◆ **Goal**:
Quote exactly, and only, the lines from the one containing "Output a JSON" through the end of the material below. Skip pictures.

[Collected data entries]
-- begin --

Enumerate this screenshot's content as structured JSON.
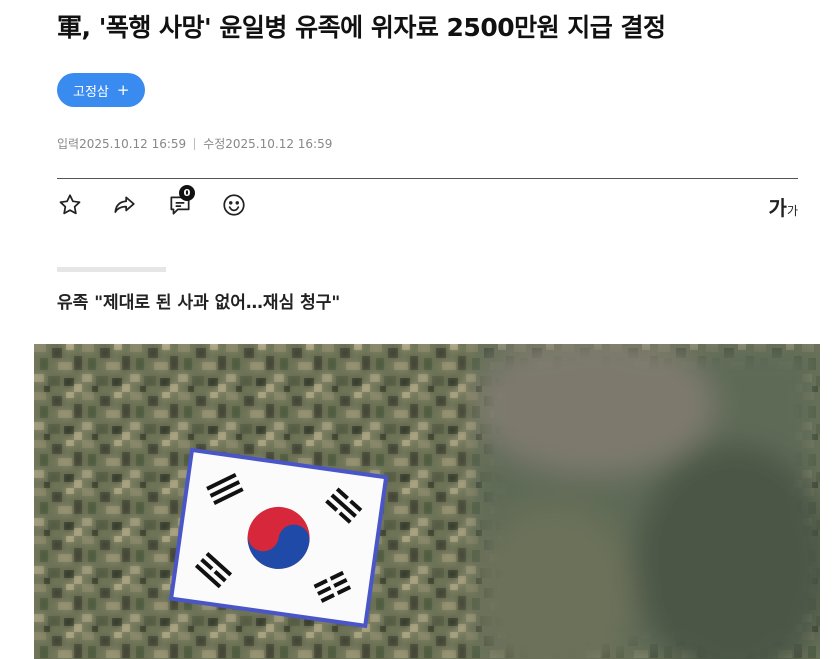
{
  "article": {
    "headline": "軍, '폭행 사망' 윤일병 유족에 위자료 2500만원 지급 결정",
    "author_chip": {
      "label": "고정삼",
      "plus": "+"
    },
    "dates": {
      "input": "입력2025.10.12 16:59",
      "modified": "수정2025.10.12 16:59"
    },
    "subtitle": "유족 \"제대로 된 사과 없어…재심 청구\""
  },
  "toolbar": {
    "icons": [
      "star-icon",
      "share-icon",
      "comment-icon",
      "emoji-icon"
    ],
    "comment_count": "0",
    "font_size_label_big": "가",
    "font_size_label_small": "가"
  },
  "colors": {
    "accent": "#3a8bf0",
    "camo_base": "#6f7559",
    "flag_red": "#d6283a",
    "flag_blue": "#1f4aa8"
  }
}
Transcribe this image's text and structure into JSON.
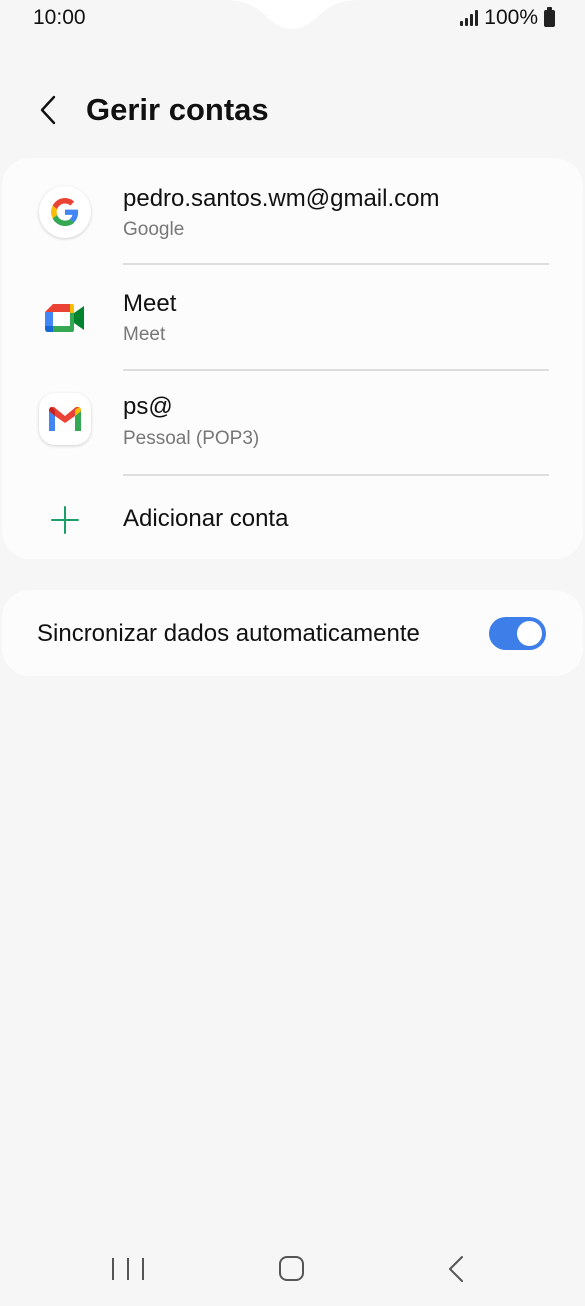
{
  "status_bar": {
    "time": "10:00",
    "battery": "100%"
  },
  "header": {
    "title": "Gerir contas",
    "back_icon": "chevron-left-icon"
  },
  "accounts": [
    {
      "name": "pedro.santos.wm@gmail.com",
      "type": "Google",
      "icon": "google-icon"
    },
    {
      "name": "Meet",
      "type": "Meet",
      "icon": "meet-icon"
    },
    {
      "name": "ps@",
      "type": "Pessoal (POP3)",
      "icon": "gmail-icon"
    }
  ],
  "add_account": {
    "label": "Adicionar conta",
    "icon": "plus-icon"
  },
  "sync": {
    "label": "Sincronizar dados automaticamente",
    "enabled": true
  },
  "colors": {
    "accent_toggle": "#3e7ee8",
    "add_icon": "#1a9e6a",
    "background": "#f6f6f6",
    "card": "#fcfcfc"
  },
  "navbar": {
    "recents_icon": "recents-icon",
    "home_icon": "home-icon",
    "back_icon": "back-icon"
  }
}
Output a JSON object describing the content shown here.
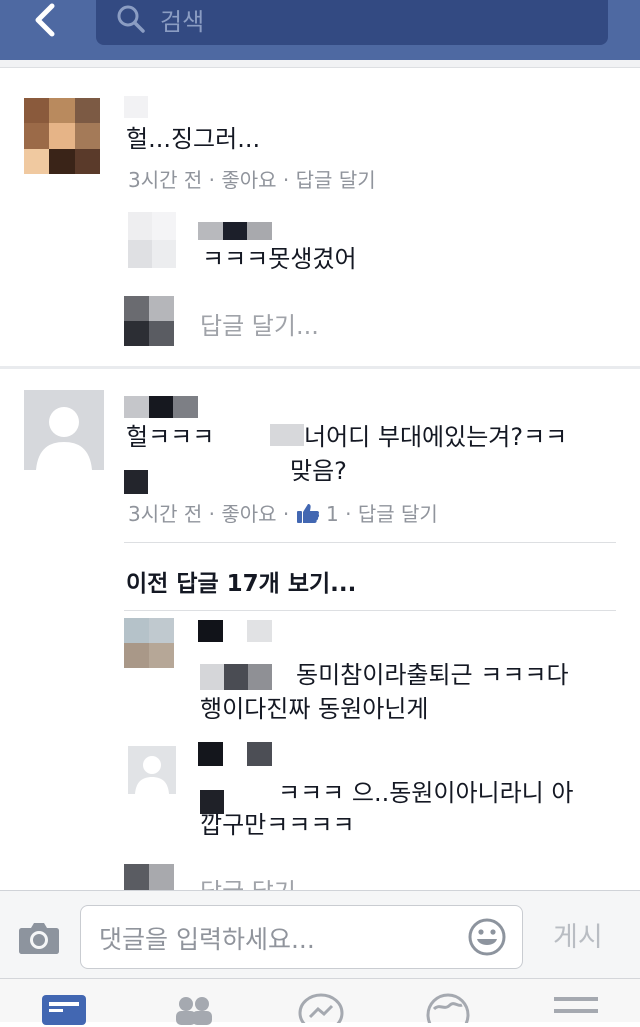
{
  "header": {
    "search_placeholder": "검색"
  },
  "post1": {
    "comment": "헐...징그러...",
    "time": "3시간 전",
    "like": "좋아요",
    "reply": "답글 달기",
    "reply1_text": "ㅋㅋㅋ못생겼어",
    "reply_placeholder": "답글 달기..."
  },
  "post2": {
    "comment_line1_a": "헐ㅋㅋㅋ",
    "comment_line1_b": "너어디 부대에있는겨?ㅋㅋ",
    "comment_line2": "맞음?",
    "time": "3시간 전",
    "like": "좋아요",
    "like_count": "1",
    "reply": "답글 달기",
    "more_replies": "이전 답글 17개 보기...",
    "reply1_line1": "동미참이라출퇴근 ㅋㅋㅋ다",
    "reply1_line2": "행이다진짜 동원아닌게",
    "reply2_line1": "ㅋㅋㅋ 으..동원이아니라니 아",
    "reply2_line2": "깝구만ㅋㅋㅋㅋ",
    "reply_placeholder": "답글 달기"
  },
  "composer": {
    "placeholder": "댓글을 입력하세요...",
    "post_label": "게시"
  },
  "colors": {
    "header": "#4e69a2",
    "like_blue": "#4267b2"
  }
}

-- end --

◆ **Solved problem**:
Output a JSON object describing the content shown here.
{
  "header": {
    "search_placeholder": "검색"
  },
  "post1": {
    "comment": "헐...징그러...",
    "time": "3시간 전",
    "like": "좋아요",
    "reply": "답글 달기",
    "reply1_text": "ㅋㅋㅋ못생겼어",
    "reply_placeholder": "답글 달기..."
  },
  "post2": {
    "comment_line1_a": "헐ㅋㅋㅋ",
    "comment_line1_b": "너어디 부대에있는겨?ㅋㅋ",
    "comment_line2": "맞음?",
    "time": "3시간 전",
    "like": "좋아요",
    "like_count": "1",
    "reply": "답글 달기",
    "more_replies": "이전 답글 17개 보기...",
    "reply1_line1": "동미참이라출퇴근 ㅋㅋㅋ다",
    "reply1_line2": "행이다진짜 동원아닌게",
    "reply2_line1": "ㅋㅋㅋ 으..동원이아니라니 아",
    "reply2_line2": "깝구만ㅋㅋㅋㅋ",
    "reply_placeholder": "답글 달기"
  },
  "composer": {
    "placeholder": "댓글을 입력하세요...",
    "post_label": "게시"
  },
  "colors": {
    "header": "#4e69a2",
    "like_blue": "#4267b2"
  }
}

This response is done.